> _GOAL_
Tally up the lines carrying the string "header" and respond with only the resulting number.

> _LISTED RECORDS_
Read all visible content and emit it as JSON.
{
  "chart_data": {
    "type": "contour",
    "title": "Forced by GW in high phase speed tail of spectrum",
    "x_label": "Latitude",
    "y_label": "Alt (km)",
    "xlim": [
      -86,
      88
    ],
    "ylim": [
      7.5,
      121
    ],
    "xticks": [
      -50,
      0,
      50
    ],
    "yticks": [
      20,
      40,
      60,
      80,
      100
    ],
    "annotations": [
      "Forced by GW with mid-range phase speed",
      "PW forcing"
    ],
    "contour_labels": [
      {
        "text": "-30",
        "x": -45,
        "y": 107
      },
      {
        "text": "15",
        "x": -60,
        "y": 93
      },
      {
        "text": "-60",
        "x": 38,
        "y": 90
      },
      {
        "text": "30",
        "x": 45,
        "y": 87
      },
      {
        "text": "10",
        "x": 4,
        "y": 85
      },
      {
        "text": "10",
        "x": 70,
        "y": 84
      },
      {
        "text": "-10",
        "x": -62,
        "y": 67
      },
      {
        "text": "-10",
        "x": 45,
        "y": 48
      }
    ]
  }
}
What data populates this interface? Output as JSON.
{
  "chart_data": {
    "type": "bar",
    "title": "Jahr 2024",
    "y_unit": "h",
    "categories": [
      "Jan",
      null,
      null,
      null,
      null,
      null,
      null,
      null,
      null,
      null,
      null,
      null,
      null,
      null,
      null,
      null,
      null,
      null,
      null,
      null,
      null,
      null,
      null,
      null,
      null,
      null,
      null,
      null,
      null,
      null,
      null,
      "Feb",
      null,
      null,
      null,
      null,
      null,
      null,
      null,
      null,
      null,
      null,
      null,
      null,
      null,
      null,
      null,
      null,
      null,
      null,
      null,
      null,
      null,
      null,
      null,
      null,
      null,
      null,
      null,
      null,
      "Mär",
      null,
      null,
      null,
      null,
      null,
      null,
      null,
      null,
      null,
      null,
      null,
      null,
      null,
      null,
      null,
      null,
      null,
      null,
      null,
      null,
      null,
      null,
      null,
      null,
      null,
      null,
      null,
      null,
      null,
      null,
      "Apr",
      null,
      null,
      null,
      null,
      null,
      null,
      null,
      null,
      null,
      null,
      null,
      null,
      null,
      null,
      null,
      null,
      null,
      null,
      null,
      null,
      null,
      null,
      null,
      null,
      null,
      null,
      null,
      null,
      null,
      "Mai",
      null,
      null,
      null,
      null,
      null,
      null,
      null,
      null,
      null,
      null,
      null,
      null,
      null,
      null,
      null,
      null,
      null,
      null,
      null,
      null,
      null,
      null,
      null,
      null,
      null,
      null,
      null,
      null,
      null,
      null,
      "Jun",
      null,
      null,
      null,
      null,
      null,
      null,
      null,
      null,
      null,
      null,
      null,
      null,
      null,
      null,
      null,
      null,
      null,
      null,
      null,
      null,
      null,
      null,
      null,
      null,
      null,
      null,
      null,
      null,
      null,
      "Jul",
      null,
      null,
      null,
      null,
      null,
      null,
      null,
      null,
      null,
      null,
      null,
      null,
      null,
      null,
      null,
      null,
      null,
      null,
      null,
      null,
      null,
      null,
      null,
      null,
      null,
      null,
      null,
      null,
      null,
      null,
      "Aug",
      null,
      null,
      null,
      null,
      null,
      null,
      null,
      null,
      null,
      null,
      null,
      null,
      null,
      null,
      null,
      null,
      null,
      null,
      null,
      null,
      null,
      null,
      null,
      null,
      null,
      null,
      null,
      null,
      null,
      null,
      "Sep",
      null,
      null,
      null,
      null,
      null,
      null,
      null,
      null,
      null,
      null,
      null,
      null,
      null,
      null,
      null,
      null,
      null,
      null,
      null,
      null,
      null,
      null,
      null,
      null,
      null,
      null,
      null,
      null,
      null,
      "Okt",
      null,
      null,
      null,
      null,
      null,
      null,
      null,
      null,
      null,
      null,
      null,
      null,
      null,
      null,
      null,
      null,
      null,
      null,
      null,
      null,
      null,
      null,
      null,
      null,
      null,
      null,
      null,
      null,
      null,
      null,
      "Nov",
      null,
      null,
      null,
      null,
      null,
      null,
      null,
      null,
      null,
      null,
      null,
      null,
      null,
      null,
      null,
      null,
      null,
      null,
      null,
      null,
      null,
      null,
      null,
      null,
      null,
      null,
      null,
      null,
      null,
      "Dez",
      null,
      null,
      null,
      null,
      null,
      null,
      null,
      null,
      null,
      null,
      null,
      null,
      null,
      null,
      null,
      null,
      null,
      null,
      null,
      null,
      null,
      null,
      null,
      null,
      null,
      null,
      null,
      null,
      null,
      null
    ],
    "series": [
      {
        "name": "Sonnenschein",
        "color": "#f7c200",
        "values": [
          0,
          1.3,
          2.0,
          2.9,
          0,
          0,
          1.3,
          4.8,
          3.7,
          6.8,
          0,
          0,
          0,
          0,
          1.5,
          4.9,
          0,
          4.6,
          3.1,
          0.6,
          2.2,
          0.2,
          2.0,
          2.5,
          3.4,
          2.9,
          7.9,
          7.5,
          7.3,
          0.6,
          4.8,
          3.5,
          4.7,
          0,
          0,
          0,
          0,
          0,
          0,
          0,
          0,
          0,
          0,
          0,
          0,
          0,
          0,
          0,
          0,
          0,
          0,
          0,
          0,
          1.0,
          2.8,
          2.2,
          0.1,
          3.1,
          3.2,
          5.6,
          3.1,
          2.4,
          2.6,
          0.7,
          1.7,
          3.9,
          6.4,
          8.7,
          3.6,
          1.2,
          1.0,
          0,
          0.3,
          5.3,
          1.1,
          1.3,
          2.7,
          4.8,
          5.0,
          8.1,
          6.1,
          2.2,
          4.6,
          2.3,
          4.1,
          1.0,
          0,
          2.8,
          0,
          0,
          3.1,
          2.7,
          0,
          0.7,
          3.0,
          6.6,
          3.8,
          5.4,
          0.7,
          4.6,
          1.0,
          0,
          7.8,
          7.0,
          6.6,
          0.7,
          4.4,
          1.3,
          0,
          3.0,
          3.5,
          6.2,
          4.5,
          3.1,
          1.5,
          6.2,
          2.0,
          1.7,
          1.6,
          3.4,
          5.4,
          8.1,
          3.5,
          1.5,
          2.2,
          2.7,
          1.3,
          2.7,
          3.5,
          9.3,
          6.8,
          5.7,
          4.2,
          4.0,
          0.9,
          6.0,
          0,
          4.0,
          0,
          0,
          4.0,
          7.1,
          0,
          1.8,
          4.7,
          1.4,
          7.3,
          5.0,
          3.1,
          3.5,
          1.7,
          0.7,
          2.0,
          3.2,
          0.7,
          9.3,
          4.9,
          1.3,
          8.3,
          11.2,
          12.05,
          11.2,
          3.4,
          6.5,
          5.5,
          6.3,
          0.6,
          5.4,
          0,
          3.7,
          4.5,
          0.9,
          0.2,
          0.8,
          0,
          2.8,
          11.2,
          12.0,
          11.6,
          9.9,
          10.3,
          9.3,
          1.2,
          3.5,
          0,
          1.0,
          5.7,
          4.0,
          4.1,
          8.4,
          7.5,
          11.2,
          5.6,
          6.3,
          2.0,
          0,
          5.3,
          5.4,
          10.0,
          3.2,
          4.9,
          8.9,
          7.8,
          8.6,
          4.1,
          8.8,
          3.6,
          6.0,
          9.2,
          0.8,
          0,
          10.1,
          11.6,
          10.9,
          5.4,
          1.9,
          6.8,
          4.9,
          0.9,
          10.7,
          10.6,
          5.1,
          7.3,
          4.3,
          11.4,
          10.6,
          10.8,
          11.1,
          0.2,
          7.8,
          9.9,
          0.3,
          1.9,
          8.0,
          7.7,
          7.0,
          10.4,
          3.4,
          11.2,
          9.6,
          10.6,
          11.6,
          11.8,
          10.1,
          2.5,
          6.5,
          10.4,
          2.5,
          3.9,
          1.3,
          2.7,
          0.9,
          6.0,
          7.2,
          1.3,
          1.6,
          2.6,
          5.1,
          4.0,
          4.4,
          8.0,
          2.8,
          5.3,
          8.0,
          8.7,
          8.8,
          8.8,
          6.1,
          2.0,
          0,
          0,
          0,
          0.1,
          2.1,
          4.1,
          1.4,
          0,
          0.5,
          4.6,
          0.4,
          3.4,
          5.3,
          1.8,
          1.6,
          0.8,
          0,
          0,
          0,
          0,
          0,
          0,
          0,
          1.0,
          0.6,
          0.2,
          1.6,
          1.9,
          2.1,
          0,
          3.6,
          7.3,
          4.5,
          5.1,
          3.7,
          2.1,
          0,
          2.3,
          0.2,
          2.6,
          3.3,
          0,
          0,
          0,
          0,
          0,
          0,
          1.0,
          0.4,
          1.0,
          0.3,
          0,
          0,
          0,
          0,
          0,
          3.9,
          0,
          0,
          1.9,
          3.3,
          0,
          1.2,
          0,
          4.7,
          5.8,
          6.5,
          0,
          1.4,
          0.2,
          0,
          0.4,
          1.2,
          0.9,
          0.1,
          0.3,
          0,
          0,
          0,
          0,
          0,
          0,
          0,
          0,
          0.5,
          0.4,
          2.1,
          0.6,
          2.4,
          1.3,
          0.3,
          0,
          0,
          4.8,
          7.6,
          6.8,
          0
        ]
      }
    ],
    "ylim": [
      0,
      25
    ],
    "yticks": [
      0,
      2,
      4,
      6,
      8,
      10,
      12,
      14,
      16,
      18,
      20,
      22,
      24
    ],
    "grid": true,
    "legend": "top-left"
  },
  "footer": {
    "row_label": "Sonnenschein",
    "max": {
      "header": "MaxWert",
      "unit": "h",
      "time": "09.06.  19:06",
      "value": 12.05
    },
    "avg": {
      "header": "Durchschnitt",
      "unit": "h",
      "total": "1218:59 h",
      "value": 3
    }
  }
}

> _ANSWER FOR THIS EXERCISE_
2